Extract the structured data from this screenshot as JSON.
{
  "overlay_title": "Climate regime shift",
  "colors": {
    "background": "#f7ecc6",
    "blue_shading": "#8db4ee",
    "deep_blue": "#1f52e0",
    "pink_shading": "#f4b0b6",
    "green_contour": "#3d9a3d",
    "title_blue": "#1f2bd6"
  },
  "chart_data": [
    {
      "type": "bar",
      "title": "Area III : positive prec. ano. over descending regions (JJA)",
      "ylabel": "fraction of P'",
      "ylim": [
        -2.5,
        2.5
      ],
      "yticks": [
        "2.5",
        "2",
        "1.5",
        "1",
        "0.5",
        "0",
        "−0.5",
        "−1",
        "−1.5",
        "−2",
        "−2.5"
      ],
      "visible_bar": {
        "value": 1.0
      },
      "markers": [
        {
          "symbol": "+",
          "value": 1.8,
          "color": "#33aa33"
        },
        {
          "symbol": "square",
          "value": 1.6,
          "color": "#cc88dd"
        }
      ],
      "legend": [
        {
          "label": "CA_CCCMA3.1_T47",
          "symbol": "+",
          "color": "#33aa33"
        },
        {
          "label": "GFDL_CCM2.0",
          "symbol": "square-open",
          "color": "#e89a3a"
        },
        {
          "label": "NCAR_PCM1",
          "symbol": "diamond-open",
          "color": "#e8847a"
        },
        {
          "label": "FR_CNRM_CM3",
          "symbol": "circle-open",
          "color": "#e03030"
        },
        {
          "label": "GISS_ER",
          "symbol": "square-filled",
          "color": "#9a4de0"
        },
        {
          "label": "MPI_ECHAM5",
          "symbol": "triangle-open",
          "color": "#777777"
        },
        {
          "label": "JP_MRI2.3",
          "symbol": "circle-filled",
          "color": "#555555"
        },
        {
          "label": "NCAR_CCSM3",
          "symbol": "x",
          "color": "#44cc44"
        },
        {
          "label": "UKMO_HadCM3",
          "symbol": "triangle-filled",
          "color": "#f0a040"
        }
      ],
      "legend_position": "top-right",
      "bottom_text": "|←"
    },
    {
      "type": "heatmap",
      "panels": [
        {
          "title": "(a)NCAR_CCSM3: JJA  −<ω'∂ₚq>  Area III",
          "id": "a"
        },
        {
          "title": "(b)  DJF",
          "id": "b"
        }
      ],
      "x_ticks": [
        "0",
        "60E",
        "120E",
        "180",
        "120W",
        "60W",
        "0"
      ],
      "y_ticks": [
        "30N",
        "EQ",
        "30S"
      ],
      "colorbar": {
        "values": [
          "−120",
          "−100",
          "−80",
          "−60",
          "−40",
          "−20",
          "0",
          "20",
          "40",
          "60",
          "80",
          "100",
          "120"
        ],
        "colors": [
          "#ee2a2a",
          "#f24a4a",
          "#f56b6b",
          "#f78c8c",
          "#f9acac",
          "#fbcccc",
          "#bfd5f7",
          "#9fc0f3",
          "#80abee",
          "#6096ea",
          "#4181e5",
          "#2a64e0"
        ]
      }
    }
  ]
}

• • • • • • •

:: EXERCISE PROMPT ::
Output the lines above verbatim and in full.

:: OUTPUT FOR THIS EXERCISE ::
Extract the structured data from this screenshot as JSON.
{
  "overlay_title": "Climate regime shift",
  "colors": {
    "background": "#f7ecc6",
    "blue_shading": "#8db4ee",
    "deep_blue": "#1f52e0",
    "pink_shading": "#f4b0b6",
    "green_contour": "#3d9a3d",
    "title_blue": "#1f2bd6"
  },
  "chart_data": [
    {
      "type": "bar",
      "title": "Area III : positive prec. ano. over descending regions (JJA)",
      "ylabel": "fraction of P'",
      "ylim": [
        -2.5,
        2.5
      ],
      "yticks": [
        "2.5",
        "2",
        "1.5",
        "1",
        "0.5",
        "0",
        "−0.5",
        "−1",
        "−1.5",
        "−2",
        "−2.5"
      ],
      "visible_bar": {
        "value": 1.0
      },
      "markers": [
        {
          "symbol": "+",
          "value": 1.8,
          "color": "#33aa33"
        },
        {
          "symbol": "square",
          "value": 1.6,
          "color": "#cc88dd"
        }
      ],
      "legend": [
        {
          "label": "CA_CCCMA3.1_T47",
          "symbol": "+",
          "color": "#33aa33"
        },
        {
          "label": "GFDL_CCM2.0",
          "symbol": "square-open",
          "color": "#e89a3a"
        },
        {
          "label": "NCAR_PCM1",
          "symbol": "diamond-open",
          "color": "#e8847a"
        },
        {
          "label": "FR_CNRM_CM3",
          "symbol": "circle-open",
          "color": "#e03030"
        },
        {
          "label": "GISS_ER",
          "symbol": "square-filled",
          "color": "#9a4de0"
        },
        {
          "label": "MPI_ECHAM5",
          "symbol": "triangle-open",
          "color": "#777777"
        },
        {
          "label": "JP_MRI2.3",
          "symbol": "circle-filled",
          "color": "#555555"
        },
        {
          "label": "NCAR_CCSM3",
          "symbol": "x",
          "color": "#44cc44"
        },
        {
          "label": "UKMO_HadCM3",
          "symbol": "triangle-filled",
          "color": "#f0a040"
        }
      ],
      "legend_position": "top-right",
      "bottom_text": "|←"
    },
    {
      "type": "heatmap",
      "panels": [
        {
          "title": "(a)NCAR_CCSM3: JJA  −<ω'∂ₚq>  Area III",
          "id": "a"
        },
        {
          "title": "(b)  DJF",
          "id": "b"
        }
      ],
      "x_ticks": [
        "0",
        "60E",
        "120E",
        "180",
        "120W",
        "60W",
        "0"
      ],
      "y_ticks": [
        "30N",
        "EQ",
        "30S"
      ],
      "colorbar": {
        "values": [
          "−120",
          "−100",
          "−80",
          "−60",
          "−40",
          "−20",
          "0",
          "20",
          "40",
          "60",
          "80",
          "100",
          "120"
        ],
        "colors": [
          "#ee2a2a",
          "#f24a4a",
          "#f56b6b",
          "#f78c8c",
          "#f9acac",
          "#fbcccc",
          "#bfd5f7",
          "#9fc0f3",
          "#80abee",
          "#6096ea",
          "#4181e5",
          "#2a64e0"
        ]
      }
    }
  ]
}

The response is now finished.